L’affrontement entre les Etats-Unis et l’Union Européenne sur les normes alimentaires

Depuis quelques décennies, nos étals alimentaires mettent en avant des produits estampillés « LABEL ROUGE », « AOP », « IGP », « AB », « BIO », et plus récemment « CASHER », « HALAL », « VEGAN ». Aujourd’hui, nous consommons de plus en plus « qualité », « terroir », « mode de vie », « mode de production », « patrimoine » et même « appartenance à une communauté religieuse ». Parmi eux les SIQO, au centre d’une guerre d’influence internationale que se mènent les Etats-Unis, et l’Union Européenne autour de la vision de la protection et de la normalisation de la production alimentaire de qualité.

Données enregistrées
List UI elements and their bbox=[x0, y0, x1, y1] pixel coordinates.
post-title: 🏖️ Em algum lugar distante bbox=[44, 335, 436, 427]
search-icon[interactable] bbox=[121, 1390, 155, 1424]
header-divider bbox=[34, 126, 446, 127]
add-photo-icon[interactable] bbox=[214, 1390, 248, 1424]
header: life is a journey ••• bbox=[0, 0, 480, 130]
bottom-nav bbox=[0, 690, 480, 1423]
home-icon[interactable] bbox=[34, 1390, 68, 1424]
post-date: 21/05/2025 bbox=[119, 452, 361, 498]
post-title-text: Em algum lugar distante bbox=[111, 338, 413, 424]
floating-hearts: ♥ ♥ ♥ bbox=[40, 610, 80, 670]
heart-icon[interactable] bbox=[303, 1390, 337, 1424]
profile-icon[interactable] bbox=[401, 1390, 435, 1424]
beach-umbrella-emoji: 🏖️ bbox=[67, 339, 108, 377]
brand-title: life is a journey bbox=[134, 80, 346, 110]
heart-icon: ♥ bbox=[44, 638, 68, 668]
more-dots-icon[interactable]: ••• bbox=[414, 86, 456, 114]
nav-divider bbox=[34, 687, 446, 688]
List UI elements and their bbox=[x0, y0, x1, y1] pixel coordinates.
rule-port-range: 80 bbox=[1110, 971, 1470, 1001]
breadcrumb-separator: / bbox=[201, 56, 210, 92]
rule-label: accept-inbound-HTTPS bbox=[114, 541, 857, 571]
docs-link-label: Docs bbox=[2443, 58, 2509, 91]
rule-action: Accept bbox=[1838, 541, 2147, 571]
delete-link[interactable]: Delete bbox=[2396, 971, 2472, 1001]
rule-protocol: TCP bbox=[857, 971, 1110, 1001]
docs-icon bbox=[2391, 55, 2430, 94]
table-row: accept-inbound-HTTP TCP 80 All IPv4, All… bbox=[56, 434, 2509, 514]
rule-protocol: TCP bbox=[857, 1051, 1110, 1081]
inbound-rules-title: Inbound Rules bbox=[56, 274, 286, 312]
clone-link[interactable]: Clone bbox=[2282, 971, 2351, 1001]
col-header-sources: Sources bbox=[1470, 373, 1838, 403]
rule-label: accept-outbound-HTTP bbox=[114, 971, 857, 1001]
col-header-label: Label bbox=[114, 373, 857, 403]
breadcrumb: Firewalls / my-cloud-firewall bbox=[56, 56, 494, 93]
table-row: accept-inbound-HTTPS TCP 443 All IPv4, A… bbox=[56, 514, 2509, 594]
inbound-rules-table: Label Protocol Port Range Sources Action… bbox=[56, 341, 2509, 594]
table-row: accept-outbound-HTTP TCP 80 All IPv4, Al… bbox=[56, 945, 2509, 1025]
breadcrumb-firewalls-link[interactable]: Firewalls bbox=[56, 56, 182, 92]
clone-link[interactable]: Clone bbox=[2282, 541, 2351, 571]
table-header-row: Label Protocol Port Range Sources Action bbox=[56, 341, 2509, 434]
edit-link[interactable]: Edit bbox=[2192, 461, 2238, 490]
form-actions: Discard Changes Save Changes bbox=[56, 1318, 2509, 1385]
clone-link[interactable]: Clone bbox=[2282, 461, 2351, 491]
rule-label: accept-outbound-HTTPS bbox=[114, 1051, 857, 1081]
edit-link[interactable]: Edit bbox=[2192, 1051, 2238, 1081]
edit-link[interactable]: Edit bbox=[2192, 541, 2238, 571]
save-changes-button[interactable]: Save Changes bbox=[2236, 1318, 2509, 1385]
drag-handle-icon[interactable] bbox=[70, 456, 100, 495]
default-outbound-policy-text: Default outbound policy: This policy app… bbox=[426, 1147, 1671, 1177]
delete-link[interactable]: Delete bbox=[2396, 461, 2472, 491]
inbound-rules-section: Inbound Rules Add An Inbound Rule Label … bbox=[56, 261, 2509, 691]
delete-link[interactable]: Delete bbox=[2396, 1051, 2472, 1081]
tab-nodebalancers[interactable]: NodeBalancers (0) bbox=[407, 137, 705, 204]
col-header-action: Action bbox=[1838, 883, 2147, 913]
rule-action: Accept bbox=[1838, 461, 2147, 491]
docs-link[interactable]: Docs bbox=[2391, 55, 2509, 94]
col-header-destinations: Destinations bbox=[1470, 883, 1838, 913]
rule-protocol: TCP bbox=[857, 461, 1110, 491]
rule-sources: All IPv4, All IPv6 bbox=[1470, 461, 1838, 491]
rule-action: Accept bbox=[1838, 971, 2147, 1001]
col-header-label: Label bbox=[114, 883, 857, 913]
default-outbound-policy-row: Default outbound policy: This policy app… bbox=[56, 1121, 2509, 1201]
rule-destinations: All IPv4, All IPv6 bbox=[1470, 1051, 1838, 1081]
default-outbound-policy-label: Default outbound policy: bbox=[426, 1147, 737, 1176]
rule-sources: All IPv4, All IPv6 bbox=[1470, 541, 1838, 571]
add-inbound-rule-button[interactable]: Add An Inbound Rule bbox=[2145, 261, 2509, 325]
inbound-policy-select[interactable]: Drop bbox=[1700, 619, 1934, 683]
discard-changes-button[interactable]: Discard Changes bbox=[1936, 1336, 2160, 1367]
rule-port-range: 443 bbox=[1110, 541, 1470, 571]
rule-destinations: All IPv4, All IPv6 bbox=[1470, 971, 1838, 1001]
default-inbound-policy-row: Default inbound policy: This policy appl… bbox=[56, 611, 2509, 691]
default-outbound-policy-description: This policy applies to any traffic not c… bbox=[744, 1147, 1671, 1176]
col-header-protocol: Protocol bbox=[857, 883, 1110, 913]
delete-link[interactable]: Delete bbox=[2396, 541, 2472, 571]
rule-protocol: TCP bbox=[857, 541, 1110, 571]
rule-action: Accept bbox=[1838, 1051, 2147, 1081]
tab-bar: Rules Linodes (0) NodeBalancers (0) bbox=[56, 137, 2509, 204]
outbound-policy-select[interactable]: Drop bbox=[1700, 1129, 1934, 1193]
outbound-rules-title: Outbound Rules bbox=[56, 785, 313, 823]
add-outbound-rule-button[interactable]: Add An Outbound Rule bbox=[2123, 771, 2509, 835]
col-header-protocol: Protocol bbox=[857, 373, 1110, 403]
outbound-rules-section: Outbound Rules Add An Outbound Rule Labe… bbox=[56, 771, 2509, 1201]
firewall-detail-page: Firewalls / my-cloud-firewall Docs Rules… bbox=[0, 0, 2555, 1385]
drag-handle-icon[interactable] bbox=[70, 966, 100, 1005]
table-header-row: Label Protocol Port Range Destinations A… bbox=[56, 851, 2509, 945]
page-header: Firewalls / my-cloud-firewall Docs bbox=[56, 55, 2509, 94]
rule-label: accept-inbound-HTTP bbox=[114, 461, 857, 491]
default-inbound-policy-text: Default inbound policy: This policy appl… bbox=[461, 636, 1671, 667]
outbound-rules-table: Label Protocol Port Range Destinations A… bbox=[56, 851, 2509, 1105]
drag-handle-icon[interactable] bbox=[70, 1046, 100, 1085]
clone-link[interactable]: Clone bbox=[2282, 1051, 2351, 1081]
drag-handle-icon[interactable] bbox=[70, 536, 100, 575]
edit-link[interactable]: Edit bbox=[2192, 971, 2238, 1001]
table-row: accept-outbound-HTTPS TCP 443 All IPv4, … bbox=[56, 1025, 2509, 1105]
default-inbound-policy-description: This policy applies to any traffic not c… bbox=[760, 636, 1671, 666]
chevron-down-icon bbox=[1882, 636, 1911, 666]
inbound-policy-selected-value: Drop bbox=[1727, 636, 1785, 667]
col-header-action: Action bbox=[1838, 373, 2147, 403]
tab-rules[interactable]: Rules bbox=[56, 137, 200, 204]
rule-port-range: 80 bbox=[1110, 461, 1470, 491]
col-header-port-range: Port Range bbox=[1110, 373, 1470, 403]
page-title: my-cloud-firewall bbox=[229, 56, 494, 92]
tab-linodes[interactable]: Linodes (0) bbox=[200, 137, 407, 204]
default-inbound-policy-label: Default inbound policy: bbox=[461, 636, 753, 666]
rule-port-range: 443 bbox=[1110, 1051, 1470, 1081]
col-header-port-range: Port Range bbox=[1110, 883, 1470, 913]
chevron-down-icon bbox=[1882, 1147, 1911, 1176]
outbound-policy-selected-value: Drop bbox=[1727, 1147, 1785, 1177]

Objectif de l'exercice
D'après l'extrait sur les normes alimentaires, quelles sont les deux puissances qui se mènent une guerre d'influence internationale autour des SIQO ? Le listing n'a aucun rapport avec l'extrait.

Réponse rédigée
Les Etats-Unis et l'Union Européenne.